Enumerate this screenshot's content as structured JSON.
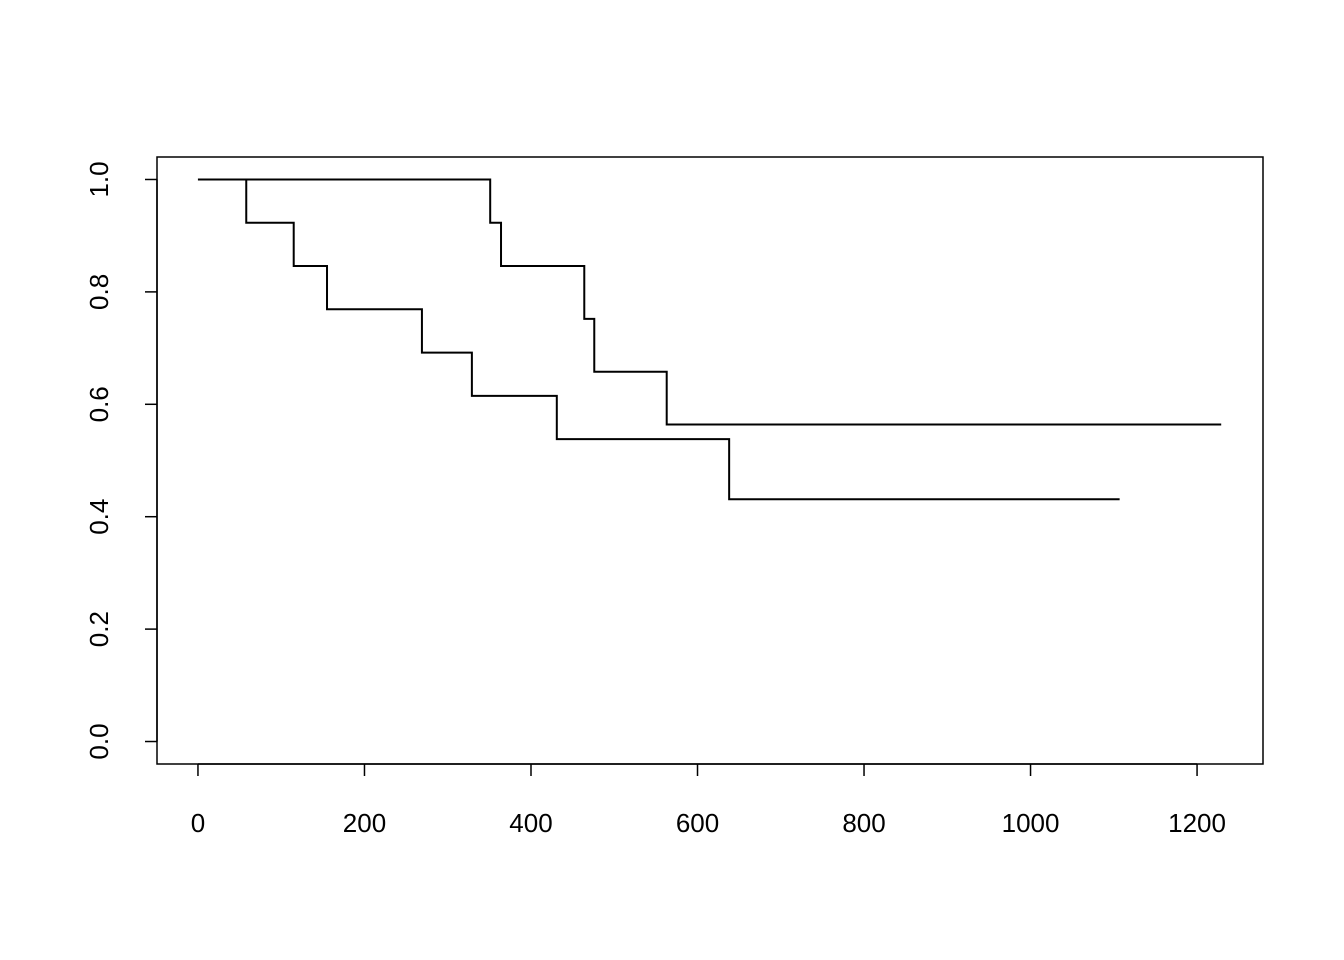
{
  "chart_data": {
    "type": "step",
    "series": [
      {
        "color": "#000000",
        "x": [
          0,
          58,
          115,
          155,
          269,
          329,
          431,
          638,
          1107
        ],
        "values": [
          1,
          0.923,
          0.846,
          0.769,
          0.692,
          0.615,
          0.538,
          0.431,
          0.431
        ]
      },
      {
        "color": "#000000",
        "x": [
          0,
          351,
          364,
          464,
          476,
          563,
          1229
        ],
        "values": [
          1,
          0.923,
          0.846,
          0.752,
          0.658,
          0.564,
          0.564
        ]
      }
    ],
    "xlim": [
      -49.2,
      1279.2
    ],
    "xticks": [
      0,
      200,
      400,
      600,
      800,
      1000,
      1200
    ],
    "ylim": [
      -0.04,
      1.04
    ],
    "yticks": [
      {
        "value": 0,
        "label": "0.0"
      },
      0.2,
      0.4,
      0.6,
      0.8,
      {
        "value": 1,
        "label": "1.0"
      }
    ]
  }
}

● ● ● ● ●

REQUIRED WORK
Write the material out again exactly as it appears, dropping the pictures.

ANSWER FOR THIS EXERCISE
Enumerate this screenshot's content as structured JSON.
{
  "chart_data": {
    "type": "step",
    "series": [
      {
        "color": "#000000",
        "x": [
          0,
          58,
          115,
          155,
          269,
          329,
          431,
          638,
          1107
        ],
        "values": [
          1,
          0.923,
          0.846,
          0.769,
          0.692,
          0.615,
          0.538,
          0.431,
          0.431
        ]
      },
      {
        "color": "#000000",
        "x": [
          0,
          351,
          364,
          464,
          476,
          563,
          1229
        ],
        "values": [
          1,
          0.923,
          0.846,
          0.752,
          0.658,
          0.564,
          0.564
        ]
      }
    ],
    "xlim": [
      -49.2,
      1279.2
    ],
    "xticks": [
      0,
      200,
      400,
      600,
      800,
      1000,
      1200
    ],
    "ylim": [
      -0.04,
      1.04
    ],
    "yticks": [
      {
        "value": 0,
        "label": "0.0"
      },
      0.2,
      0.4,
      0.6,
      0.8,
      {
        "value": 1,
        "label": "1.0"
      }
    ]
  }
}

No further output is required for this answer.